** Start ENTRIES SHOWN **

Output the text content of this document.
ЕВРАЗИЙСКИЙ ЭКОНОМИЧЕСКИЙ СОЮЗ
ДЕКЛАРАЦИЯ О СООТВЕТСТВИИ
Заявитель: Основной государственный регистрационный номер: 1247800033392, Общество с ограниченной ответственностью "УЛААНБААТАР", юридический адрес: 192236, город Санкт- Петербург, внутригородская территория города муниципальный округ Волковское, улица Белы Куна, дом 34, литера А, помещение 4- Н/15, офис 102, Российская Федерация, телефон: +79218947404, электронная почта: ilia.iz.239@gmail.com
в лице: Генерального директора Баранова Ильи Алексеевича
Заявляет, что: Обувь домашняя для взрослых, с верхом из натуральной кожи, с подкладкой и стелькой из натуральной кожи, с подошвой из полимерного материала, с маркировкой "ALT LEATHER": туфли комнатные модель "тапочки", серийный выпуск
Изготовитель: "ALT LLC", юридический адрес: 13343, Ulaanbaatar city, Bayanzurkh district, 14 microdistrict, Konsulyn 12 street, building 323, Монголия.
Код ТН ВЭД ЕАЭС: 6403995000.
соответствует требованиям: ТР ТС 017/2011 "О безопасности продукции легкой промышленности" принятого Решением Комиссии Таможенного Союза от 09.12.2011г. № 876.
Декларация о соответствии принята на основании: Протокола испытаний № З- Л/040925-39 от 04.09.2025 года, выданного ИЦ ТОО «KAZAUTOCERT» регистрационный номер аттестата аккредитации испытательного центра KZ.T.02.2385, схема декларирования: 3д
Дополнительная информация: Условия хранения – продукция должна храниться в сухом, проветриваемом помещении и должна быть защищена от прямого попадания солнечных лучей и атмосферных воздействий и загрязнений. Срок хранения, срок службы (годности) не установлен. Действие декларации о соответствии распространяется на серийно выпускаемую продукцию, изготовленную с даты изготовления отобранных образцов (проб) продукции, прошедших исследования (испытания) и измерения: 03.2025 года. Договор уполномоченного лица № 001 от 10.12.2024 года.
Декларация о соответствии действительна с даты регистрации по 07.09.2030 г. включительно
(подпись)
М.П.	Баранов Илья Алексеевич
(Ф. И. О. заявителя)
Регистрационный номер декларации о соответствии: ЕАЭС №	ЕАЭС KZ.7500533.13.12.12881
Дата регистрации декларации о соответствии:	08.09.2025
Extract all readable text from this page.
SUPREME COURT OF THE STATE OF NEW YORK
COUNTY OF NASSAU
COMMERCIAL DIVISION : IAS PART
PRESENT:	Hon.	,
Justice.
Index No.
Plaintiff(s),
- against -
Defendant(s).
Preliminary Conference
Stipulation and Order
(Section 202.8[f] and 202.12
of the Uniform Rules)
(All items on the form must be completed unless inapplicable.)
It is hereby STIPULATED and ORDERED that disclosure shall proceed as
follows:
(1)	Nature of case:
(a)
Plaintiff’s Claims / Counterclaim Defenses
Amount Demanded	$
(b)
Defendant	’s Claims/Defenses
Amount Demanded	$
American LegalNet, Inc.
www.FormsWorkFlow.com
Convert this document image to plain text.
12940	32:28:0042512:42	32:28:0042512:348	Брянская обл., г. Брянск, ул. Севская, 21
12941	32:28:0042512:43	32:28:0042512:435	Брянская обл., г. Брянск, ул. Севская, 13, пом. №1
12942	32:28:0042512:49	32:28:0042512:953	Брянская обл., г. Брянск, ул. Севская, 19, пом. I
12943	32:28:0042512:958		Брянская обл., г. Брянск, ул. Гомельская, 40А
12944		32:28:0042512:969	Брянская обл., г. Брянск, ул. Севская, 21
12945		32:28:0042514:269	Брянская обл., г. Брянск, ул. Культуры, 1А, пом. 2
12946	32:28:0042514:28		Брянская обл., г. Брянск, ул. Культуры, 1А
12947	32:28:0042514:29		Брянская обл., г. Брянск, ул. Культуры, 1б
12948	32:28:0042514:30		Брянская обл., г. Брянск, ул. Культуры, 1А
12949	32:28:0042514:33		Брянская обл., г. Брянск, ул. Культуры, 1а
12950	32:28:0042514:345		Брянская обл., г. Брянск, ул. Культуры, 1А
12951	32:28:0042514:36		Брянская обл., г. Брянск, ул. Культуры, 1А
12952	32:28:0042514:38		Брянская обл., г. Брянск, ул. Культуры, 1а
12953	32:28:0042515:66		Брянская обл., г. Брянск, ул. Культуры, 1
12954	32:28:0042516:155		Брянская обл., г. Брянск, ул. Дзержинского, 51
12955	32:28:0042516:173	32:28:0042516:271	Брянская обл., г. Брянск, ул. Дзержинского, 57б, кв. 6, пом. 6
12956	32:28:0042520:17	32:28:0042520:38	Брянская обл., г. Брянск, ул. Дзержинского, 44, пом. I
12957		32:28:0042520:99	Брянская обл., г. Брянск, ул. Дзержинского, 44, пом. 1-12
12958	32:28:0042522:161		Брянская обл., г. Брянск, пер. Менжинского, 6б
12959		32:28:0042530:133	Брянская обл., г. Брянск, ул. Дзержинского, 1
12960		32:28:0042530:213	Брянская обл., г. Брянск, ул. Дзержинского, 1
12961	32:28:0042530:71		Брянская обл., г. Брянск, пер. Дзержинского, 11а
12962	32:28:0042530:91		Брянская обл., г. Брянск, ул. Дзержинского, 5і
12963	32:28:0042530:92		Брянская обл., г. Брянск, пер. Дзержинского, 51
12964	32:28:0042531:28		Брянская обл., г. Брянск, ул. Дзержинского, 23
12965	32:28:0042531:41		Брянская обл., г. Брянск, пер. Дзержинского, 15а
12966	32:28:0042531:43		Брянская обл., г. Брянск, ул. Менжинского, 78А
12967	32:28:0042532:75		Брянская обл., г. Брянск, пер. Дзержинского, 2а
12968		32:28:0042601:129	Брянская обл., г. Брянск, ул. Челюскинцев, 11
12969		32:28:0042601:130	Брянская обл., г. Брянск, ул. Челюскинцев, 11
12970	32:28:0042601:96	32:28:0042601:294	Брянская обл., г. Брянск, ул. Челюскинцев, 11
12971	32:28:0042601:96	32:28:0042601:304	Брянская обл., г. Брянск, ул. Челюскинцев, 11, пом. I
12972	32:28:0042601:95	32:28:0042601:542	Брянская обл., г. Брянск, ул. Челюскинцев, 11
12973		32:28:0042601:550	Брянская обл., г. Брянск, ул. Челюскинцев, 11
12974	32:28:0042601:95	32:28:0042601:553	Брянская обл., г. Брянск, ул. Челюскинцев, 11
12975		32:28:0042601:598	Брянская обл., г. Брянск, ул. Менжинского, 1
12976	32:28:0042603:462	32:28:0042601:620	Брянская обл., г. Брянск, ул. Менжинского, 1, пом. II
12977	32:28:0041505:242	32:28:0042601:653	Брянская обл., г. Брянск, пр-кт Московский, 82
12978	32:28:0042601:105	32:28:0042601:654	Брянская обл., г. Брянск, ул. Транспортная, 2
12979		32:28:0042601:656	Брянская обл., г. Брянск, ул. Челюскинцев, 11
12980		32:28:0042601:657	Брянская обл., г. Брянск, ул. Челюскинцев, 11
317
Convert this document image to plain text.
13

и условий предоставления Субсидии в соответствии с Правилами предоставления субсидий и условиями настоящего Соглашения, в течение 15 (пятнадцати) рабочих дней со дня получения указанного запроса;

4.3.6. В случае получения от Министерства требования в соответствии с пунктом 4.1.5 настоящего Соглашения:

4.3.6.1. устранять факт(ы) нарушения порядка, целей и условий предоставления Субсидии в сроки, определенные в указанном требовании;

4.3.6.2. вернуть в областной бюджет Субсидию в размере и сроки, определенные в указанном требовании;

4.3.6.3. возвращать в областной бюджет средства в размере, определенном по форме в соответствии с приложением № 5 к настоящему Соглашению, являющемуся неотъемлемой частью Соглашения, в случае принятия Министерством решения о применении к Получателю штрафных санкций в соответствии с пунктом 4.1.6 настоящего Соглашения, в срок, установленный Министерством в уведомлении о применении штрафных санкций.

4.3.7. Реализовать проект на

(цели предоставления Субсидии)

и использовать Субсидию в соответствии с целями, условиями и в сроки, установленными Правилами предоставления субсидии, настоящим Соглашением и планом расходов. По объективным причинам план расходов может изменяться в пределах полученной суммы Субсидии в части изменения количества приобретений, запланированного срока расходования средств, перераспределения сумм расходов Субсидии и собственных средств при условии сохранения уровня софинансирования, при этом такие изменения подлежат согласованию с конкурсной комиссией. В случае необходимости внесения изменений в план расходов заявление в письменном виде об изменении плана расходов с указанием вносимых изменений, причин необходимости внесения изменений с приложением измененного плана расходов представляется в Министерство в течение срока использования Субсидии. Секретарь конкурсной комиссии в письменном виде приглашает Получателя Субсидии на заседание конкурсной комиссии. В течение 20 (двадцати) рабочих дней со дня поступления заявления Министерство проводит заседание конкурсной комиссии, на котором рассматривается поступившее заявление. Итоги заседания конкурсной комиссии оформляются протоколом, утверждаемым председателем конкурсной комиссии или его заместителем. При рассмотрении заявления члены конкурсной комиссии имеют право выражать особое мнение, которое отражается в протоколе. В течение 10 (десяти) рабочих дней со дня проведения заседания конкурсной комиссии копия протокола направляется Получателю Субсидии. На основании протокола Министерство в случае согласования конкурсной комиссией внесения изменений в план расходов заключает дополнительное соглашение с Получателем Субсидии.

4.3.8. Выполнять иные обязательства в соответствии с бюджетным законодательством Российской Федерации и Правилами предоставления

** End ENTRIES SHOWN **

TASK BRIEF: Check each line of the entries above for the word "адрес". List the ones that have it.

EXERCISE SOLUTION:
Заявитель: Основной государственный регистрационный номер: 1247800033392, Общество с ограниченной ответственностью "УЛААНБААТАР", юридический адрес: 192236, город Санкт- Петербург, внутригородская территория города муниципальный округ Волковское, улица Белы Куна, дом 34, литера А, помещение 4- Н/15, офис 102, Российская Федерация, телефон: +79218947404, электронная почта: ilia.iz.239@gmail.com
Изготовитель: "ALT LLC", юридический адрес: 13343, Ulaanbaatar city, Bayanzurkh district, 14 microdistrict, Konsulyn 12 street, building 323, Монголия.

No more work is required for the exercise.